___ GIVEN RECORDS ___

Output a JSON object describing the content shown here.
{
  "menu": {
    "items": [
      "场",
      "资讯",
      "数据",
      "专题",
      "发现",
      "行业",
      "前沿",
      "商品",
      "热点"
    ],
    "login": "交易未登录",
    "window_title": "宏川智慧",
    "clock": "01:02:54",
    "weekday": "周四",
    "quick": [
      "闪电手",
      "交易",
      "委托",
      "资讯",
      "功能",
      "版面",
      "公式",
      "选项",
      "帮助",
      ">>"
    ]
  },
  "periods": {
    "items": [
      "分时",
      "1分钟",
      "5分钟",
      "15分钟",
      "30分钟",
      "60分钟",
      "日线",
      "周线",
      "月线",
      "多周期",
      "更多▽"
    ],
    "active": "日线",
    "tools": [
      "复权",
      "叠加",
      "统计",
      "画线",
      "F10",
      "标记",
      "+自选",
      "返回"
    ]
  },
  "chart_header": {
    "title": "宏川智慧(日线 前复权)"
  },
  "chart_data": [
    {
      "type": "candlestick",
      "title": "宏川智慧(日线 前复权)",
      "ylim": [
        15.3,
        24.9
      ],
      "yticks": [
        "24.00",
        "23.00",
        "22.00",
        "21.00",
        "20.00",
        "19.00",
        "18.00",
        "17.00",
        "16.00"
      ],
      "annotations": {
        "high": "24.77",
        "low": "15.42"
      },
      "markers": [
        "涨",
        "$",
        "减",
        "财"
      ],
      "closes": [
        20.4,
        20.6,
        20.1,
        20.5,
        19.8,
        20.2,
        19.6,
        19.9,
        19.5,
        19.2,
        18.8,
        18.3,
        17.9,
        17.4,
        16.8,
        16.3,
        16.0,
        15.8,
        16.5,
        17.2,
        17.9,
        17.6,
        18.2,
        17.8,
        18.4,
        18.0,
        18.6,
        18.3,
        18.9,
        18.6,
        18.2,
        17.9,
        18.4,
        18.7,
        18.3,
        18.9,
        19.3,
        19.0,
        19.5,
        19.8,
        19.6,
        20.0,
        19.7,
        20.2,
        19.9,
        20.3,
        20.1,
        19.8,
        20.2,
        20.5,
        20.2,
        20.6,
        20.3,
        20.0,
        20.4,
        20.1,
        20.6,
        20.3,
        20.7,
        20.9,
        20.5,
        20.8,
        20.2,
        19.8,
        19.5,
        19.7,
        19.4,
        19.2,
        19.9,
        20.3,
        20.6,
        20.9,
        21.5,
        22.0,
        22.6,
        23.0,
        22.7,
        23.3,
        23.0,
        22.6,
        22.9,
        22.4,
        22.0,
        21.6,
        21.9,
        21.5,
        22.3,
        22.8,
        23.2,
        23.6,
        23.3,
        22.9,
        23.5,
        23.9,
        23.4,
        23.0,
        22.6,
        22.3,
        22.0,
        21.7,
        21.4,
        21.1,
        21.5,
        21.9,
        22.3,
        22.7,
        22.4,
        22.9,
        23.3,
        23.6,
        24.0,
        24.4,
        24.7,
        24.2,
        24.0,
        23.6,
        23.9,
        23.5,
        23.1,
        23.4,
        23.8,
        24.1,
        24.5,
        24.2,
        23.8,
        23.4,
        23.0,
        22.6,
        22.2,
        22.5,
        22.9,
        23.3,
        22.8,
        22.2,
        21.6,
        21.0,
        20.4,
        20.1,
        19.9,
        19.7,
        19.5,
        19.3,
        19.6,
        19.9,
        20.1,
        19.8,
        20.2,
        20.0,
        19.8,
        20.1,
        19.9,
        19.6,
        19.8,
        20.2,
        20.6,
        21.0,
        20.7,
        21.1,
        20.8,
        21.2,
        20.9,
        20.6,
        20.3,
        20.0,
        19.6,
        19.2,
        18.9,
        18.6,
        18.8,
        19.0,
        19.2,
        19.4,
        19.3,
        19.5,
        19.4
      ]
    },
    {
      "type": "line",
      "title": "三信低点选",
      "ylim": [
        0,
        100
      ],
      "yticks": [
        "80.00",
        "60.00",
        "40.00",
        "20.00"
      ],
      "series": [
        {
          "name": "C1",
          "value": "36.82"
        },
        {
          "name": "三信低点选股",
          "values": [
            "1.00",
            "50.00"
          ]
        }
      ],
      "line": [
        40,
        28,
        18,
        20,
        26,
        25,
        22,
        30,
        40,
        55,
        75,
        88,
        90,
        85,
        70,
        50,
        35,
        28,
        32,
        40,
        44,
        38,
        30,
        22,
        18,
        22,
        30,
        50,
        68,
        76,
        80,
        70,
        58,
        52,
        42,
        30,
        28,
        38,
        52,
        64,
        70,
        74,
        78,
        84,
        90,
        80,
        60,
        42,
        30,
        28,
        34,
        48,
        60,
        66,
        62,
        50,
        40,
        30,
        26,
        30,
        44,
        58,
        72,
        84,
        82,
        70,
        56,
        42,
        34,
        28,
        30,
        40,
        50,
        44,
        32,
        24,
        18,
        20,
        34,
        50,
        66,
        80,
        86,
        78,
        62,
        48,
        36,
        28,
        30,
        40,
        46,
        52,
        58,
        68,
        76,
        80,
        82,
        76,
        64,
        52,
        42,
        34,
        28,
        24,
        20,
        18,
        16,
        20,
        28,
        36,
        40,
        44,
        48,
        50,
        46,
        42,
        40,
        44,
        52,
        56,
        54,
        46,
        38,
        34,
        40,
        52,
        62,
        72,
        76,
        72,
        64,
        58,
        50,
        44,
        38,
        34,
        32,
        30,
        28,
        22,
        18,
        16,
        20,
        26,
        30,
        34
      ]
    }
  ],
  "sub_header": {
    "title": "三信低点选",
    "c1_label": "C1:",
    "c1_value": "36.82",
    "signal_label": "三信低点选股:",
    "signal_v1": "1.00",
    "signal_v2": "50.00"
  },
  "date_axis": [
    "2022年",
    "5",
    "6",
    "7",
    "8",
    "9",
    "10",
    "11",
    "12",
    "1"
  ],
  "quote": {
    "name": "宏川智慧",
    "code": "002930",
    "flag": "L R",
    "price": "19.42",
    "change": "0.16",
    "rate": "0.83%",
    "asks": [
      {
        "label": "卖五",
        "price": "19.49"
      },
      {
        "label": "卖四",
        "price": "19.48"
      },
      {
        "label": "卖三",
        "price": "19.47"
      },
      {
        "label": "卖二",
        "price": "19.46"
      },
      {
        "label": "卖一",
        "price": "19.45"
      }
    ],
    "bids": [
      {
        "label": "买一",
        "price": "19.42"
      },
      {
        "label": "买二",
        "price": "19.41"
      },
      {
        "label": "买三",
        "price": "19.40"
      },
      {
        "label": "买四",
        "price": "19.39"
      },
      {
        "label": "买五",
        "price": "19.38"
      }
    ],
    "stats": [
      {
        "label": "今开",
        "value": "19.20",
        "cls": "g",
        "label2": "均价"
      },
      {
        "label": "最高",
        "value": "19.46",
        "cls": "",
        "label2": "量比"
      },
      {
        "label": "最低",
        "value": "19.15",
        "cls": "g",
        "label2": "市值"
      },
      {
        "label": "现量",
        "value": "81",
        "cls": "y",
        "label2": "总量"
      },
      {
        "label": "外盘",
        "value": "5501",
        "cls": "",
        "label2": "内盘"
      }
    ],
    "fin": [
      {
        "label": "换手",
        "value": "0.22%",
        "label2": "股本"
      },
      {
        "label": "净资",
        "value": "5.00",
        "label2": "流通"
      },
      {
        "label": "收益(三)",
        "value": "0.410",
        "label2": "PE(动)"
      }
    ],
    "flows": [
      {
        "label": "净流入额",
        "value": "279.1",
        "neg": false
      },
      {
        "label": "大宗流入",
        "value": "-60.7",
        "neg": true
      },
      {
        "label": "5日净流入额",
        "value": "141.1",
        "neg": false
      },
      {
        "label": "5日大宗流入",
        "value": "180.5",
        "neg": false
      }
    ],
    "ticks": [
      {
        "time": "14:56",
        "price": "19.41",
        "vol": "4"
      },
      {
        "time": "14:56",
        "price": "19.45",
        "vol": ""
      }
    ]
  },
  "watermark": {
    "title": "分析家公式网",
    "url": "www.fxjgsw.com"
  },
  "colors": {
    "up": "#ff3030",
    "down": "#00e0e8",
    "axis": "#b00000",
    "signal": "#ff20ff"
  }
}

___

# THE REQUEST
Search the records above for the string "宏川智慧". Copy every line that contains it.

# SOLUTION
    "window_title": "宏川智慧",
    "title": "宏川智慧(日线 前复权)"
      "title": "宏川智慧(日线 前复权)",
    "name": "宏川智慧",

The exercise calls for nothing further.